::: Excerpted records :::

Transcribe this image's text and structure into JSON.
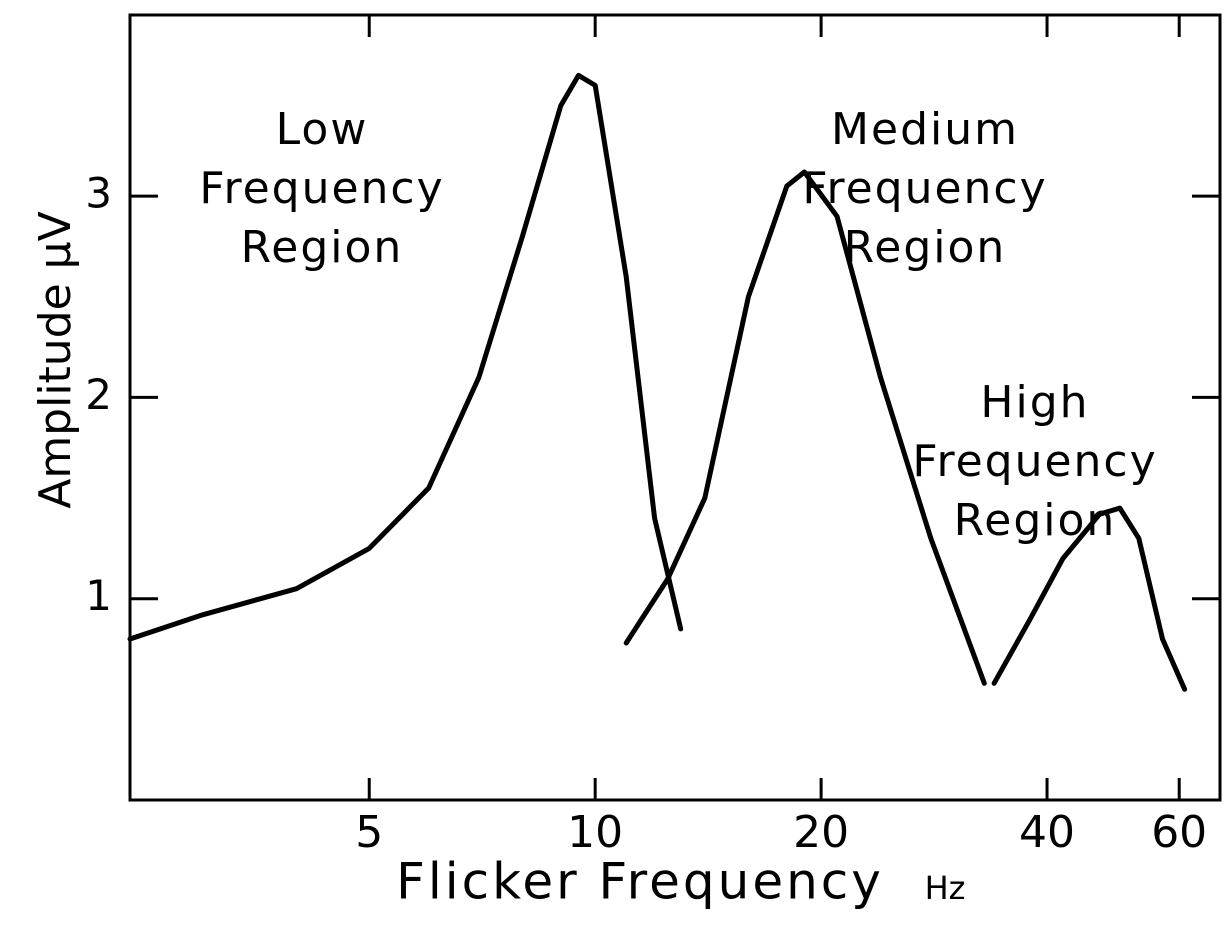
{
  "chart_data": {
    "type": "line",
    "xlabel": "Flicker Frequency",
    "xlabel_unit": "Hz",
    "ylabel": "Amplitude μV",
    "xscale": "log",
    "xlim": [
      2.4,
      68
    ],
    "xticks": [
      5,
      10,
      20,
      40,
      60
    ],
    "ylim": [
      0,
      3.9
    ],
    "yticks": [
      1,
      2,
      3
    ],
    "annotations": [
      [
        "Low",
        "Frequency",
        "Region"
      ],
      [
        "Medium",
        "Frequency",
        "Region"
      ],
      [
        "High",
        "Frequency",
        "Region"
      ]
    ],
    "series": [
      {
        "color": "#000000",
        "x": [
          2.4,
          3,
          4,
          5,
          6,
          7,
          8,
          9,
          9.5,
          10,
          11,
          12,
          13
        ],
        "values": [
          0.8,
          0.92,
          1.05,
          1.25,
          1.55,
          2.1,
          2.8,
          3.45,
          3.6,
          3.55,
          2.6,
          1.4,
          0.85
        ]
      },
      {
        "color": "#000000",
        "x": [
          11,
          12.5,
          14,
          16,
          18,
          19,
          21,
          24,
          28,
          33
        ],
        "values": [
          0.78,
          1.1,
          1.5,
          2.5,
          3.05,
          3.12,
          2.9,
          2.1,
          1.3,
          0.58
        ]
      },
      {
        "color": "#000000",
        "x": [
          34,
          38,
          42,
          47,
          50,
          53,
          57,
          61
        ],
        "values": [
          0.58,
          0.9,
          1.2,
          1.42,
          1.45,
          1.3,
          0.8,
          0.55
        ]
      }
    ]
  }
}
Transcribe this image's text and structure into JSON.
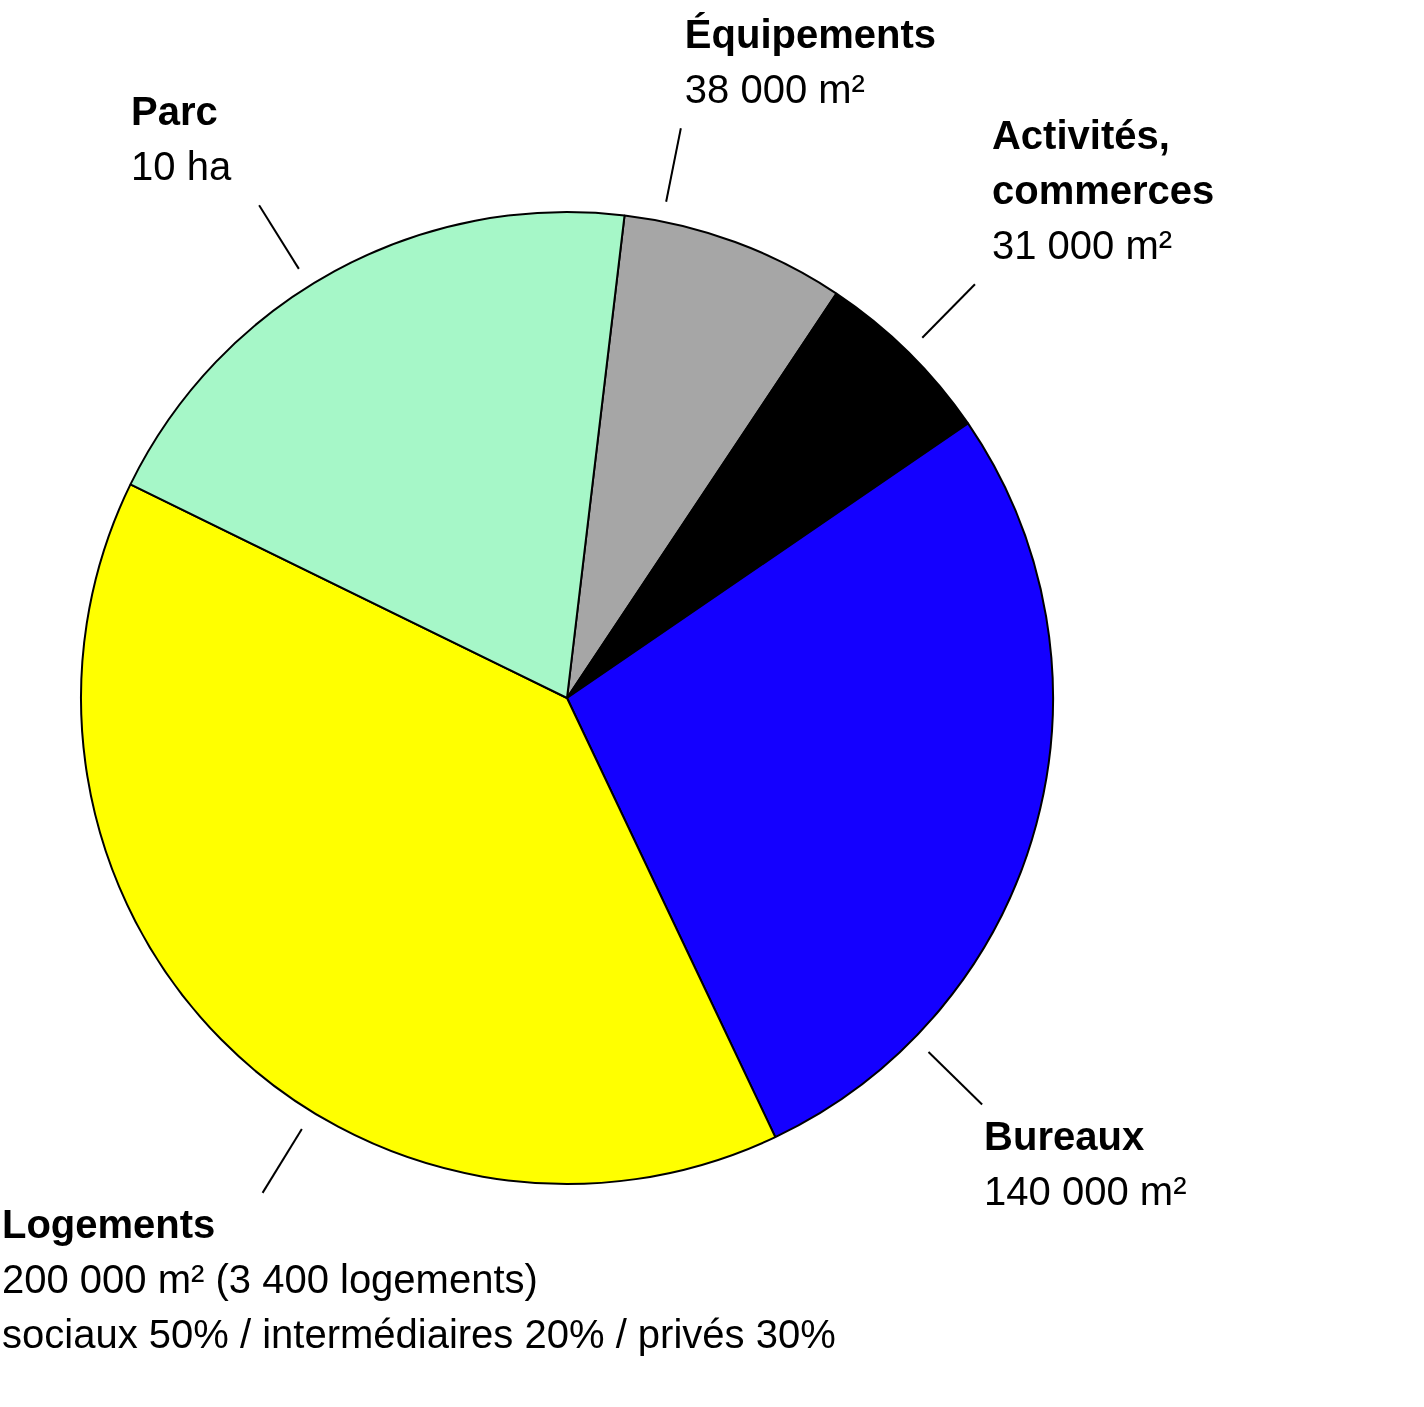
{
  "chart_data": {
    "type": "pie",
    "categories": [
      "Équipements",
      "Activités, commerces",
      "Bureaux",
      "Logements",
      "Parc"
    ],
    "values": [
      38000,
      31000,
      140000,
      200000,
      100000
    ],
    "colors": [
      "#a6a6a6",
      "#000000",
      "#1400ff",
      "#ffff00",
      "#a6f7c8"
    ],
    "value_labels": [
      "38 000 m²",
      "31 000 m²",
      "140 000 m²",
      "200 000 m² (3 400 logements)",
      null
    ],
    "annotations": [
      {
        "text": "sociaux 50% / intermédiaires 20% / privés 30%",
        "x": "Logements"
      },
      {
        "text": "10 ha",
        "x": "Parc"
      }
    ]
  }
}
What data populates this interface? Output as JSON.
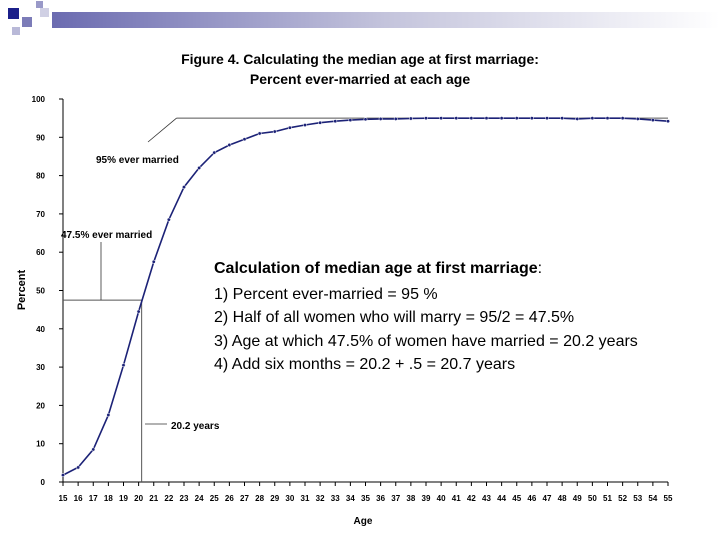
{
  "chart_data": {
    "type": "line",
    "title": "Figure 4.  Calculating the median age at first marriage:",
    "subtitle": "Percent ever-married at each age",
    "xlabel": "Age",
    "ylabel": "Percent",
    "ylim": [
      0,
      100
    ],
    "yticks": [
      0,
      10,
      20,
      30,
      40,
      50,
      60,
      70,
      80,
      90,
      100
    ],
    "x": [
      15,
      16,
      17,
      18,
      19,
      20,
      21,
      22,
      23,
      24,
      25,
      26,
      27,
      28,
      29,
      30,
      31,
      32,
      33,
      34,
      35,
      36,
      37,
      38,
      39,
      40,
      41,
      42,
      43,
      44,
      45,
      46,
      47,
      48,
      49,
      50,
      51,
      52,
      53,
      54,
      55
    ],
    "series": [
      {
        "name": "Percent ever-married",
        "values": [
          1.8,
          3.8,
          8.5,
          17.5,
          30.5,
          44.5,
          57.5,
          68.5,
          77,
          82,
          86,
          88,
          89.5,
          91,
          91.5,
          92.5,
          93.2,
          93.8,
          94.2,
          94.5,
          94.7,
          94.8,
          94.8,
          94.9,
          95,
          95,
          95,
          95,
          95,
          95,
          95,
          95,
          95,
          95,
          94.8,
          95,
          95,
          95,
          94.8,
          94.5,
          94.2
        ]
      }
    ],
    "annotations": [
      {
        "text": "95% ever married",
        "y": 95
      },
      {
        "text": "47.5% ever married",
        "y": 47.5
      },
      {
        "text": "20.2 years",
        "x": 20.2
      }
    ],
    "calc_title": "Calculation of median age at first marriage",
    "calc_lines": [
      "1)  Percent ever-married = 95 %",
      "2)  Half of all women who will marry =  95/2 = 47.5%",
      "3)  Age at which 47.5% of women have married = 20.2 years",
      "4)  Add six months = 20.2 + .5 = 20.7 years"
    ]
  }
}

:::

The problem>
In this exercise, set down all of the data exactly, without the pictures.

Solution to this problem>
Transcribe this image's text and structure into JSON.
{
  "chart_data": {
    "type": "line",
    "xlabel": "Flicker Frequency",
    "xlabel_unit": "Hz",
    "ylabel": "Amplitude μV",
    "xscale": "log",
    "xlim": [
      2.4,
      68
    ],
    "xticks": [
      5,
      10,
      20,
      40,
      60
    ],
    "ylim": [
      0,
      3.9
    ],
    "yticks": [
      1,
      2,
      3
    ],
    "annotations": [
      [
        "Low",
        "Frequency",
        "Region"
      ],
      [
        "Medium",
        "Frequency",
        "Region"
      ],
      [
        "High",
        "Frequency",
        "Region"
      ]
    ],
    "series": [
      {
        "color": "#000000",
        "x": [
          2.4,
          3,
          4,
          5,
          6,
          7,
          8,
          9,
          9.5,
          10,
          11,
          12,
          13
        ],
        "values": [
          0.8,
          0.92,
          1.05,
          1.25,
          1.55,
          2.1,
          2.8,
          3.45,
          3.6,
          3.55,
          2.6,
          1.4,
          0.85
        ]
      },
      {
        "color": "#000000",
        "x": [
          11,
          12.5,
          14,
          16,
          18,
          19,
          21,
          24,
          28,
          33
        ],
        "values": [
          0.78,
          1.1,
          1.5,
          2.5,
          3.05,
          3.12,
          2.9,
          2.1,
          1.3,
          0.58
        ]
      },
      {
        "color": "#000000",
        "x": [
          34,
          38,
          42,
          47,
          50,
          53,
          57,
          61
        ],
        "values": [
          0.58,
          0.9,
          1.2,
          1.42,
          1.45,
          1.3,
          0.8,
          0.55
        ]
      }
    ]
  }
}
Transcribe this image's text and structure into JSON.
{
  "chart_data": {
    "type": "pie",
    "categories": [
      "Équipements",
      "Activités, commerces",
      "Bureaux",
      "Logements",
      "Parc"
    ],
    "values": [
      38000,
      31000,
      140000,
      200000,
      100000
    ],
    "colors": [
      "#a6a6a6",
      "#000000",
      "#1400ff",
      "#ffff00",
      "#a6f7c8"
    ],
    "value_labels": [
      "38 000 m²",
      "31 000 m²",
      "140 000 m²",
      "200 000 m² (3 400 logements)",
      null
    ],
    "annotations": [
      {
        "text": "sociaux 50% / intermédiaires 20% / privés 30%",
        "x": "Logements"
      },
      {
        "text": "10 ha",
        "x": "Parc"
      }
    ]
  }
}
What data populates this interface? Output as JSON.
{
  "chart_data": {
    "type": "line",
    "title": "Figure 4.  Calculating the median age at first marriage:",
    "subtitle": "Percent ever-married at each age",
    "xlabel": "Age",
    "ylabel": "Percent",
    "ylim": [
      0,
      100
    ],
    "yticks": [
      0,
      10,
      20,
      30,
      40,
      50,
      60,
      70,
      80,
      90,
      100
    ],
    "x": [
      15,
      16,
      17,
      18,
      19,
      20,
      21,
      22,
      23,
      24,
      25,
      26,
      27,
      28,
      29,
      30,
      31,
      32,
      33,
      34,
      35,
      36,
      37,
      38,
      39,
      40,
      41,
      42,
      43,
      44,
      45,
      46,
      47,
      48,
      49,
      50,
      51,
      52,
      53,
      54,
      55
    ],
    "series": [
      {
        "name": "Percent ever-married",
        "values": [
          1.8,
          3.8,
          8.5,
          17.5,
          30.5,
          44.5,
          57.5,
          68.5,
          77,
          82,
          86,
          88,
          89.5,
          91,
          91.5,
          92.5,
          93.2,
          93.8,
          94.2,
          94.5,
          94.7,
          94.8,
          94.8,
          94.9,
          95,
          95,
          95,
          95,
          95,
          95,
          95,
          95,
          95,
          95,
          94.8,
          95,
          95,
          95,
          94.8,
          94.5,
          94.2
        ]
      }
    ],
    "annotations": [
      {
        "text": "95% ever married",
        "y": 95
      },
      {
        "text": "47.5% ever married",
        "y": 47.5
      },
      {
        "text": "20.2 years",
        "x": 20.2
      }
    ],
    "calc_title": "Calculation of median age at first marriage",
    "calc_lines": [
      "1)  Percent ever-married = 95 %",
      "2)  Half of all women who will marry =  95/2 = 47.5%",
      "3)  Age at which 47.5% of women have married = 20.2 years",
      "4)  Add six months = 20.2 + .5 = 20.7 years"
    ]
  }
}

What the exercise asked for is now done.